■ What you need to do
[A] Which dollar amounts appear in the UnitedHealth text? List every one.
[B] Quote word for word the part of the UnitedHealth text that opens with the words containing "But McGuire still" and closes with "care status quo.".
*** Provided text ***
UnitedHealth, under McGuire, became notorious for poor customer service, especially for foot-dragging on paying claims.

"It's amazing," the Nebraska Hospital Association's Roger Keetle last year told the Lincoln Journal Star, "that a company with these resources can't figure out how to pay a claim."

This past September, UnitedHealth reached a settlement with states that had filed formal complaints against the company's claims payment system. The company agreed to shell out as much as $20 million in penalties and "embark on a three-year improvement plan" to improve the "accuracy of claims and timeliness of payments."

UnitedHealth currently takes an average five days to fix billing issues, the worst lag in the health care industry. One reason: To cut costs, the company -- under McGuire -- outsourced all its call centers overseas.

UnitedHealth has some nasty habits that go beyond keeping customers waiting. This past June, UnitedHealth and six other insurers reached another settlement, this time to stop selling Medicare Advantage policies. Sales agents from the companies, U.S. Senate investigators found, had "tricked elderly customers into buying Medicare Advantage policies that they couldn't afford."

UnitedHealth executives haven't just been cheating customers. Under McGuire, they cheated their own shareholders -- by manipulating the dating of executive stock options.

Stock options give top executives the right to buy, at some stipulated point in the future, shares of company stock at the stock's present-day price. Options only become valuable if a company's share price rises. If the shares do rise in price, executives can happily "exercise" their options on them -- that is, buy the shares at the old low price, then turn around and sell them at the higher new price.

The lower that low price, of course, the bigger the executive windfall. In the 1990s, executives across the United States began making sure that this low price would be really low. They began "backdating" their options to dates their company shares were trading at particularly low levels, in effect lying about the dates their options were granted.

At UnitedHealth, the federal Securities and Exchange Commission charges, CEO McGuire "repeatedly caused the company to grant" options that went unrecorded in the company's books until the UnitedHealth share price fell to a suitably low point.

Three different times McGuire backdated massive option grants to grab the right to buy company shares at the stock's lowest price of the year.

Backdating an option grant, in and of itself, doesn't break the law -- if a company publicly reveals the date shift. But if the company does reveal the shift, that changes the accounting and tax treatment of the option. Companies that conceal their backdating, as a result, are improperly inflating their earnings and illegally evading taxes.

Over a 12-year period that went through 2005, backdating at UnitedHealth would inflate the company's annual earnings by $1.5 billion. The company, since the backdating surfaced last year, has had to restate all those earnings -- and pay the IRS $55 million.

And the price McGuire personally has had to pay? The $418 million he agreed to forfeit earlier this month comes on top of $198 million he previously agreed to "disgorge" after the backdating scandal first broke.

But McGuire still comes out personally ahead -- way ahead. He retains title to $800 million in unexercised stock options, plus all the many millions in cash compensation he collected as UnitedHealth CEO.

What about the future of the company McGuire grew into a giant? Current UnitedHealth CEO Stephen Hemsley -- himself a party to UnitedHealth option backdating schemes -- remains upbeat, so long as no misguided lawmakers upset America's private insurance-driven health care status quo.

"No other company," Hemsley exalted recently, "is as entrenched in the American health care system to the breadth and depth that we are."

Average working families have considerably less reason to exalt. Nearly 30 percent of Americans with health insurance, up from 18 percent in 2004, now say they're having trouble paying for food, heat, and housing.

William McGuire, our 2007 Plutocrat of the Year, may no longer be running the UnitedHealth show. No matter. His corporate legacy lives on.
*** End of Provided text ***
*** Provided data ***
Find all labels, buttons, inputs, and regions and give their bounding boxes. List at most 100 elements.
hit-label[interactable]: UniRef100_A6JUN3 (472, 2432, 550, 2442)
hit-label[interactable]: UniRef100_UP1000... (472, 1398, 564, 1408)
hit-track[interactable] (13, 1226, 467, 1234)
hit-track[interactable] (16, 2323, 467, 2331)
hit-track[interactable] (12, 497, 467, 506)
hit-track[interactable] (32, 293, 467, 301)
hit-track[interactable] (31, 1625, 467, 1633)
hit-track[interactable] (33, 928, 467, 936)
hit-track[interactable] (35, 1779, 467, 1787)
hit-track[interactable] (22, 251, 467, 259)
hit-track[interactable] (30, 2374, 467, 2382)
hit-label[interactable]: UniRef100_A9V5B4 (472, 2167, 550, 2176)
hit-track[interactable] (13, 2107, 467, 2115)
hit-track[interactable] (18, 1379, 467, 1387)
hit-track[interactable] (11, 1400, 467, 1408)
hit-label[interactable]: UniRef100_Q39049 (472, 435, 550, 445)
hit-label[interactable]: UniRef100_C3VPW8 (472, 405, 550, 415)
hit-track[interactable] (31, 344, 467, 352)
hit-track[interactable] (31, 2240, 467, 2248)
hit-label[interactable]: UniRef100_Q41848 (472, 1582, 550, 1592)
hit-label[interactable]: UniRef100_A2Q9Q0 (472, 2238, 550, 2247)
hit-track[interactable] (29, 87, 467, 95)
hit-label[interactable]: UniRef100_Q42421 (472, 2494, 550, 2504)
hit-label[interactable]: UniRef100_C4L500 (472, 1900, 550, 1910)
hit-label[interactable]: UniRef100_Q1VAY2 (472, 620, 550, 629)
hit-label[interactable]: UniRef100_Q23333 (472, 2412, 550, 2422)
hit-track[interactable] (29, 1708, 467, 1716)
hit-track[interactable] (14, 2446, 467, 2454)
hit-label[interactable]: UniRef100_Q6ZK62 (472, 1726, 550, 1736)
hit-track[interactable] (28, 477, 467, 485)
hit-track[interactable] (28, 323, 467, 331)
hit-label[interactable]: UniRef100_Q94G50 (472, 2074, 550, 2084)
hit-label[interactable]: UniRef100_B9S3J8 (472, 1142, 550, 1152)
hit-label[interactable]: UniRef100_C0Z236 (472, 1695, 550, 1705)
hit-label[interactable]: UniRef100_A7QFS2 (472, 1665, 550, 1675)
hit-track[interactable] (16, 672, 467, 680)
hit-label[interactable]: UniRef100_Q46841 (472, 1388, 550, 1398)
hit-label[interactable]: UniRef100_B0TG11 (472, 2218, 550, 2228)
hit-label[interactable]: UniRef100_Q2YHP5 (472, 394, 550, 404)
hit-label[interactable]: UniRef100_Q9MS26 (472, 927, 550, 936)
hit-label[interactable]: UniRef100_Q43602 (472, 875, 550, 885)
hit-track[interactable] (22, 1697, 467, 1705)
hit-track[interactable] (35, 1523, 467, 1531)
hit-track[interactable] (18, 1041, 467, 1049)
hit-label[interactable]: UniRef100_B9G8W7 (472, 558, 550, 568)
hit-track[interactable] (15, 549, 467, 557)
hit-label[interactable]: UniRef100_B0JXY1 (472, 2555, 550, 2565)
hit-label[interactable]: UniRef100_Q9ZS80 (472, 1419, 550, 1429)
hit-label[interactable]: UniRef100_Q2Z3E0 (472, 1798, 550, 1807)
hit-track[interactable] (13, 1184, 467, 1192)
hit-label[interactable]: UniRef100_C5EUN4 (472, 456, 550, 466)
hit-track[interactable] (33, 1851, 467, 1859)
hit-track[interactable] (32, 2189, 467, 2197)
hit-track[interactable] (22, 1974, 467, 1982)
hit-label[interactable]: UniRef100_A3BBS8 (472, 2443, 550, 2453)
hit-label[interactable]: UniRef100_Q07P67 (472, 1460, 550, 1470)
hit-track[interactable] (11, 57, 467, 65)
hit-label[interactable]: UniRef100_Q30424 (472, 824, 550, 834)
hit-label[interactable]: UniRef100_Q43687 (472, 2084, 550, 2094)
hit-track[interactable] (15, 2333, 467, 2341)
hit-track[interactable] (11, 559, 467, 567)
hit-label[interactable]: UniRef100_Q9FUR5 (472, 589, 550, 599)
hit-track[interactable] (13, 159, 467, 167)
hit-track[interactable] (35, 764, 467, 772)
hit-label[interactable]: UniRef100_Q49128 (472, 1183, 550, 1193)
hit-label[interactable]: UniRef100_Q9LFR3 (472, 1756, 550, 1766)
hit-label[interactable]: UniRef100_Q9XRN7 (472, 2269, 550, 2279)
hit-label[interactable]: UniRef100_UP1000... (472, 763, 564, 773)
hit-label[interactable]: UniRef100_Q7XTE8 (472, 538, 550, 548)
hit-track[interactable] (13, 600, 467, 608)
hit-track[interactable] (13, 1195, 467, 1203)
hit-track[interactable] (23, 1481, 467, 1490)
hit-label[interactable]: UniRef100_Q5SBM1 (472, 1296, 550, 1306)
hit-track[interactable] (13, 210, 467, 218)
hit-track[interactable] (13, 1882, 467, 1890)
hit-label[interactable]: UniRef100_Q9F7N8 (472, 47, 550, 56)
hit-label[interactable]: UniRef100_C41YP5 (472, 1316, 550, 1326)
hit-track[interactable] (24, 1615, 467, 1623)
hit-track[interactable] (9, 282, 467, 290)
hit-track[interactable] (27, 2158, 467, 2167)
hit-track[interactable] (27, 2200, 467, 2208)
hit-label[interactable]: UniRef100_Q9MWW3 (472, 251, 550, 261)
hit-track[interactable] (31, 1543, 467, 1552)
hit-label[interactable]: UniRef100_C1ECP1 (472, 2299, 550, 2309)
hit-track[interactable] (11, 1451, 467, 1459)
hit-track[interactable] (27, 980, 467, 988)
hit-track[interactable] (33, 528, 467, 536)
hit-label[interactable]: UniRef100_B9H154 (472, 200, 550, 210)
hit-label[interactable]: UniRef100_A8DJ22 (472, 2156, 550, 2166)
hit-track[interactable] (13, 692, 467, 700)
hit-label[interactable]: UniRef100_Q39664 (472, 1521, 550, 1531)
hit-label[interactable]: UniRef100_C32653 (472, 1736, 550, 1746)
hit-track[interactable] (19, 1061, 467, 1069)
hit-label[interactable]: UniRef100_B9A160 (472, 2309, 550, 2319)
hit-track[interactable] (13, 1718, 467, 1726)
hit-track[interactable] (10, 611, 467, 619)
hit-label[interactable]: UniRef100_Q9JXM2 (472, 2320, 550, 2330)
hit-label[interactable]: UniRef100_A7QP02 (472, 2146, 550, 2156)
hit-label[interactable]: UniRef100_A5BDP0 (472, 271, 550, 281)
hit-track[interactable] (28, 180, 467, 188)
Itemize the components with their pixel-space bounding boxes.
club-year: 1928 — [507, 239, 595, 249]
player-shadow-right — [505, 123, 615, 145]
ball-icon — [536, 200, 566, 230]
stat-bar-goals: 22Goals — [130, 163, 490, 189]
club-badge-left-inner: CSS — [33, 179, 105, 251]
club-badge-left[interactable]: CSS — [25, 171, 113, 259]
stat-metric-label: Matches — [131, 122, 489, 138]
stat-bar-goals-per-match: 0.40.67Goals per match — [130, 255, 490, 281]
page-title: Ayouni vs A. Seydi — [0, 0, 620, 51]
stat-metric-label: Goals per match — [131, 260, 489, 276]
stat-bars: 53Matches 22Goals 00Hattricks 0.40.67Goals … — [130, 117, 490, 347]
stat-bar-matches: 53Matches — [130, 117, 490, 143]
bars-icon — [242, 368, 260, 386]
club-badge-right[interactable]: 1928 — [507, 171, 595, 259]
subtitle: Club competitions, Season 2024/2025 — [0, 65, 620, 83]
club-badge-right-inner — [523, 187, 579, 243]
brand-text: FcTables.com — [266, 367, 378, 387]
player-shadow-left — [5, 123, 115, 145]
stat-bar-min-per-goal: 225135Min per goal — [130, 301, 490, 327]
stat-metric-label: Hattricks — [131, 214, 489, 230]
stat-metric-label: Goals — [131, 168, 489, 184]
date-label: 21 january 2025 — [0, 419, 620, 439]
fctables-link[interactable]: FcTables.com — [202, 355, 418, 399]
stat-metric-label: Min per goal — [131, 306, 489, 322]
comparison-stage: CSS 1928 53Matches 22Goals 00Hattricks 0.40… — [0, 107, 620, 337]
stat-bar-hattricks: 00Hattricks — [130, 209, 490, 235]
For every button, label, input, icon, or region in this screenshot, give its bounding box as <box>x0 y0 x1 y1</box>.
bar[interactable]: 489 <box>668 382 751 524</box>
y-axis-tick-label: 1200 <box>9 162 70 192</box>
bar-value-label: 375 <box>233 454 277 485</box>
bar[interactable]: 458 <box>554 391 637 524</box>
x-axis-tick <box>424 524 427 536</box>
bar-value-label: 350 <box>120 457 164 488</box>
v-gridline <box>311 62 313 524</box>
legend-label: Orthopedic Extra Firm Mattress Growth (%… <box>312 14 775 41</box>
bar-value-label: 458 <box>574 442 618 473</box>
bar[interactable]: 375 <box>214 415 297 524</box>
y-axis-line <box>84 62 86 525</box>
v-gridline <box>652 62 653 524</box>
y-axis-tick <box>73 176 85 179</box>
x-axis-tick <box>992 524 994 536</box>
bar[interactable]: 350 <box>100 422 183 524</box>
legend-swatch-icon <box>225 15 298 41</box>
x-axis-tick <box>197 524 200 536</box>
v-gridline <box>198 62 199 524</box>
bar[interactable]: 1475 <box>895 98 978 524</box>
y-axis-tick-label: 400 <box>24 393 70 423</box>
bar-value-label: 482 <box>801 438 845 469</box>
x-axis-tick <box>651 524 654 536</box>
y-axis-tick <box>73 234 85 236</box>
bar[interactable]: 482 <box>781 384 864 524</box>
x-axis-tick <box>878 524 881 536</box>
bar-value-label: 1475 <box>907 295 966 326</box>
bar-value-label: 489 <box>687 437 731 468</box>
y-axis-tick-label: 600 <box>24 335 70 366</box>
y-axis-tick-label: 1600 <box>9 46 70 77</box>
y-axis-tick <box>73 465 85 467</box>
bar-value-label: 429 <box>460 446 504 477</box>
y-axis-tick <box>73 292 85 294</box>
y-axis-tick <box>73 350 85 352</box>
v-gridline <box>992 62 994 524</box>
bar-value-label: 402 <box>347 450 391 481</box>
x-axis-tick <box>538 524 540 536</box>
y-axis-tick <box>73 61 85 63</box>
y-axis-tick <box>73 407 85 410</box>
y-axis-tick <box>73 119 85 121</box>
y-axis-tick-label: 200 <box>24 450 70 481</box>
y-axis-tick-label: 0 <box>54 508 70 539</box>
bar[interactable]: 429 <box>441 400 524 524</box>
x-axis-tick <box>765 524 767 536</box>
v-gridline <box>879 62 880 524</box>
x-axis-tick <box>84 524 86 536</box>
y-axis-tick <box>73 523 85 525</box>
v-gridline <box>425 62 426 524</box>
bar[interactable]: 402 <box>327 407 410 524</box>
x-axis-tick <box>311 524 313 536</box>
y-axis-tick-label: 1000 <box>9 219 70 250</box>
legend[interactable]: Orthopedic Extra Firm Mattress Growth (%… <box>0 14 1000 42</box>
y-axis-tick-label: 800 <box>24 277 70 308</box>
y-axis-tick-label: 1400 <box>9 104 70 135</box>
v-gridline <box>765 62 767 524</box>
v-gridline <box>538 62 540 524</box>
*** End of Provided data ***
■ Exercise answers
[A] $20 million, $1.5 billion, $55 million, $418 million, $198 million, $800 million

[B]
But McGuire still comes out personally ahead -- way ahead. He retains title to $800 million in unexercised stock options, plus all the many millions in cash compensation he collected as UnitedHealth CEO.

What about the future of the company McGuire grew into a giant? Current UnitedHealth CEO Stephen Hemsley -- himself a party to UnitedHealth option backdating schemes -- remains upbeat, so long as no misguided lawmakers upset America's private insurance-driven health care status quo.